Leave out the pictures and repeat every record exactly.

(Stored records)
● ● ● ● ● ● ●
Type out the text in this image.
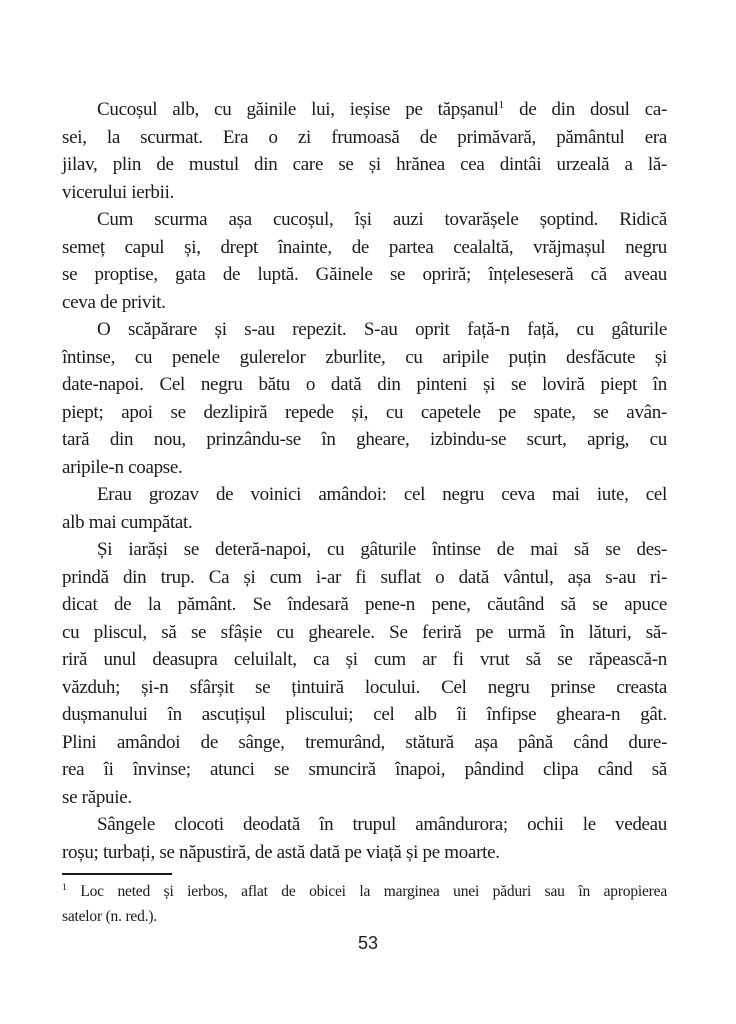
Cucoșul alb, cu găinile lui, ieșise pe tăpșanul$^1$ de din dosul ca-
sei, la scurmat. Era o zi frumoasă de primăvară, pământul era
jilav, plin de mustul din care se și hrănea cea dintâi urzeală a lă-
vicerului ierbii.
Cum scurma așa cucoșul, își auzi tovarășele șoptind. Ridică
semeț capul și, drept înainte, de partea cealaltă, vrăjmașul negru
se proptise, gata de luptă. Găinele se opriră; înțeleseseră că aveau
ceva de privit.
O scăpărare și s-au repezit. S-au oprit față-n față, cu gâturile
întinse, cu penele gulerelor zburlite, cu aripile puțin desfăcute și
date-napoi. Cel negru bătu o dată din pinteni și se loviră piept în
piept; apoi se dezlipiră repede și, cu capetele pe spate, se avân-
tară din nou, prinzându-se în gheare, izbindu-se scurt, aprig, cu
aripile-n coapse.
Erau grozav de voinici amândoi: cel negru ceva mai iute, cel
alb mai cumpătat.
Și iarăși se deteră-napoi, cu gâturile întinse de mai să se des-
prindă din trup. Ca și cum i-ar fi suflat o dată vântul, așa s-au ri-
dicat de la pământ. Se îndesară pene-n pene, căutând să se apuce
cu pliscul, să se sfâșie cu ghearele. Se feriră pe urmă în lături, să-
riră unul deasupra celuilalt, ca și cum ar fi vrut să se răpească-n
văzduh; și-n sfârșit se țintuiră locului. Cel negru prinse creasta
dușmanului în ascuțișul pliscului; cel alb îi înfipse gheara-n gât.
Plini amândoi de sânge, tremurând, stătură așa până când dure-
rea îi învinse; atunci se smunciră înapoi, pândind clipa când să
se răpuie.
Sângele clocoti deodată în trupul amândurora; ochii le vedeau
roșu; turbați, se năpustiră, de astă dată pe viață și pe moarte.
$^1$ Loc neted și ierbos, aflat de obicei la marginea unei păduri sau în apropierea
satelor (n. red.).
53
● ● ● ● ● ● ●
Output for this task:
Type out the text in this image.
Cucoșul alb, cu găinile lui, ieșise pe tăpșanul$^1$ de din dosul ca-
sei, la scurmat. Era o zi frumoasă de primăvară, pământul era
jilav, plin de mustul din care se și hrănea cea dintâi urzeală a lă-
vicerului ierbii.
Cum scurma așa cucoșul, își auzi tovarășele șoptind. Ridică
semeț capul și, drept înainte, de partea cealaltă, vrăjmașul negru
se proptise, gata de luptă. Găinele se opriră; înțeleseseră că aveau
ceva de privit.
O scăpărare și s-au repezit. S-au oprit față-n față, cu gâturile
întinse, cu penele gulerelor zburlite, cu aripile puțin desfăcute și
date-napoi. Cel negru bătu o dată din pinteni și se loviră piept în
piept; apoi se dezlipiră repede și, cu capetele pe spate, se avân-
tară din nou, prinzându-se în gheare, izbindu-se scurt, aprig, cu
aripile-n coapse.
Erau grozav de voinici amândoi: cel negru ceva mai iute, cel
alb mai cumpătat.
Și iarăși se deteră-napoi, cu gâturile întinse de mai să se des-
prindă din trup. Ca și cum i-ar fi suflat o dată vântul, așa s-au ri-
dicat de la pământ. Se îndesară pene-n pene, căutând să se apuce
cu pliscul, să se sfâșie cu ghearele. Se feriră pe urmă în lături, să-
riră unul deasupra celuilalt, ca și cum ar fi vrut să se răpească-n
văzduh; și-n sfârșit se țintuiră locului. Cel negru prinse creasta
dușmanului în ascuțișul pliscului; cel alb îi înfipse gheara-n gât.
Plini amândoi de sânge, tremurând, stătură așa până când dure-
rea îi învinse; atunci se smunciră înapoi, pândind clipa când să
se răpuie.
Sângele clocoti deodată în trupul amândurora; ochii le vedeau
roșu; turbați, se năpustiră, de astă dată pe viață și pe moarte.
$^1$ Loc neted și ierbos, aflat de obicei la marginea unei păduri sau în apropierea
satelor (n. red.).
53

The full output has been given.